=== What to do ===
Nothing in the records may be left out or altered; reproduce them all exactly.

[Saved entries]
_____
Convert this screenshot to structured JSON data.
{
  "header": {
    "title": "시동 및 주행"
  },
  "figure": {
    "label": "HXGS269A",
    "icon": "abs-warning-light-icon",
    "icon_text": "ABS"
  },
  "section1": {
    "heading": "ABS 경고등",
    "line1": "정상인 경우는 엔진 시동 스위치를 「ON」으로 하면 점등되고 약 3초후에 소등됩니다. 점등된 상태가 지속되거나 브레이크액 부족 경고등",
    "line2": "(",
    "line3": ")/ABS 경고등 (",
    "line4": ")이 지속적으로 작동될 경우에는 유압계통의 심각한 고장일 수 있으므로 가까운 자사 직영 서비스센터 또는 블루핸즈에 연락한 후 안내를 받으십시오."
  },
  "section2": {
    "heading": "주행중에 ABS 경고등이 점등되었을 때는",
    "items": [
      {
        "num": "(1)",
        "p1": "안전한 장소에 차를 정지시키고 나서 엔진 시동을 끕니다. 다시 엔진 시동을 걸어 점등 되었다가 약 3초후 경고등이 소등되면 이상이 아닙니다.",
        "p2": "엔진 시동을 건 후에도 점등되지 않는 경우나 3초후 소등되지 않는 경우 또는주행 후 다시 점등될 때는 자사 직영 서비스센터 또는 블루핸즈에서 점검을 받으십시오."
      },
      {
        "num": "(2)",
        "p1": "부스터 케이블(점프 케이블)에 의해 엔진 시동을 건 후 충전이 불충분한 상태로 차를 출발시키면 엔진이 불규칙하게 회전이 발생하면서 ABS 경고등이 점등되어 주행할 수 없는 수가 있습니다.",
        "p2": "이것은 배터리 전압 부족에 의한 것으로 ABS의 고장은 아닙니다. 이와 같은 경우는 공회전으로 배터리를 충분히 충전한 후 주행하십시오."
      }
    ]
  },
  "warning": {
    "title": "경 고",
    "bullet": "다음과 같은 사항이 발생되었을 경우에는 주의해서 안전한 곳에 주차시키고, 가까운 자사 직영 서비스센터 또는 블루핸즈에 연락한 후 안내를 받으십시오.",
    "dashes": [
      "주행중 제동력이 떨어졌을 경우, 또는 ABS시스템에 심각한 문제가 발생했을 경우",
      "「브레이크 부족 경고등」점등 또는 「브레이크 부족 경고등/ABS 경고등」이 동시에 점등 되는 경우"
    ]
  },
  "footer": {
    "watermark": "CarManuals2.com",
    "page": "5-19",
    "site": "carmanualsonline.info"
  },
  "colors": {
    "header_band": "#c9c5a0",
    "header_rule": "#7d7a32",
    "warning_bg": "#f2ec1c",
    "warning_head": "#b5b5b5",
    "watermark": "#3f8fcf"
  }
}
_____
=== Completed exercise ===
Convert this screenshot to structured JSON data.
{
  "header": {
    "title": "시동 및 주행"
  },
  "figure": {
    "label": "HXGS269A",
    "icon": "abs-warning-light-icon",
    "icon_text": "ABS"
  },
  "section1": {
    "heading": "ABS 경고등",
    "line1": "정상인 경우는 엔진 시동 스위치를 「ON」으로 하면 점등되고 약 3초후에 소등됩니다. 점등된 상태가 지속되거나 브레이크액 부족 경고등",
    "line2": "(",
    "line3": ")/ABS 경고등 (",
    "line4": ")이 지속적으로 작동될 경우에는 유압계통의 심각한 고장일 수 있으므로 가까운 자사 직영 서비스센터 또는 블루핸즈에 연락한 후 안내를 받으십시오."
  },
  "section2": {
    "heading": "주행중에 ABS 경고등이 점등되었을 때는",
    "items": [
      {
        "num": "(1)",
        "p1": "안전한 장소에 차를 정지시키고 나서 엔진 시동을 끕니다. 다시 엔진 시동을 걸어 점등 되었다가 약 3초후 경고등이 소등되면 이상이 아닙니다.",
        "p2": "엔진 시동을 건 후에도 점등되지 않는 경우나 3초후 소등되지 않는 경우 또는주행 후 다시 점등될 때는 자사 직영 서비스센터 또는 블루핸즈에서 점검을 받으십시오."
      },
      {
        "num": "(2)",
        "p1": "부스터 케이블(점프 케이블)에 의해 엔진 시동을 건 후 충전이 불충분한 상태로 차를 출발시키면 엔진이 불규칙하게 회전이 발생하면서 ABS 경고등이 점등되어 주행할 수 없는 수가 있습니다.",
        "p2": "이것은 배터리 전압 부족에 의한 것으로 ABS의 고장은 아닙니다. 이와 같은 경우는 공회전으로 배터리를 충분히 충전한 후 주행하십시오."
      }
    ]
  },
  "warning": {
    "title": "경 고",
    "bullet": "다음과 같은 사항이 발생되었을 경우에는 주의해서 안전한 곳에 주차시키고, 가까운 자사 직영 서비스센터 또는 블루핸즈에 연락한 후 안내를 받으십시오.",
    "dashes": [
      "주행중 제동력이 떨어졌을 경우, 또는 ABS시스템에 심각한 문제가 발생했을 경우",
      "「브레이크 부족 경고등」점등 또는 「브레이크 부족 경고등/ABS 경고등」이 동시에 점등 되는 경우"
    ]
  },
  "footer": {
    "watermark": "CarManuals2.com",
    "page": "5-19",
    "site": "carmanualsonline.info"
  },
  "colors": {
    "header_band": "#c9c5a0",
    "header_rule": "#7d7a32",
    "warning_bg": "#f2ec1c",
    "warning_head": "#b5b5b5",
    "watermark": "#3f8fcf"
  }
}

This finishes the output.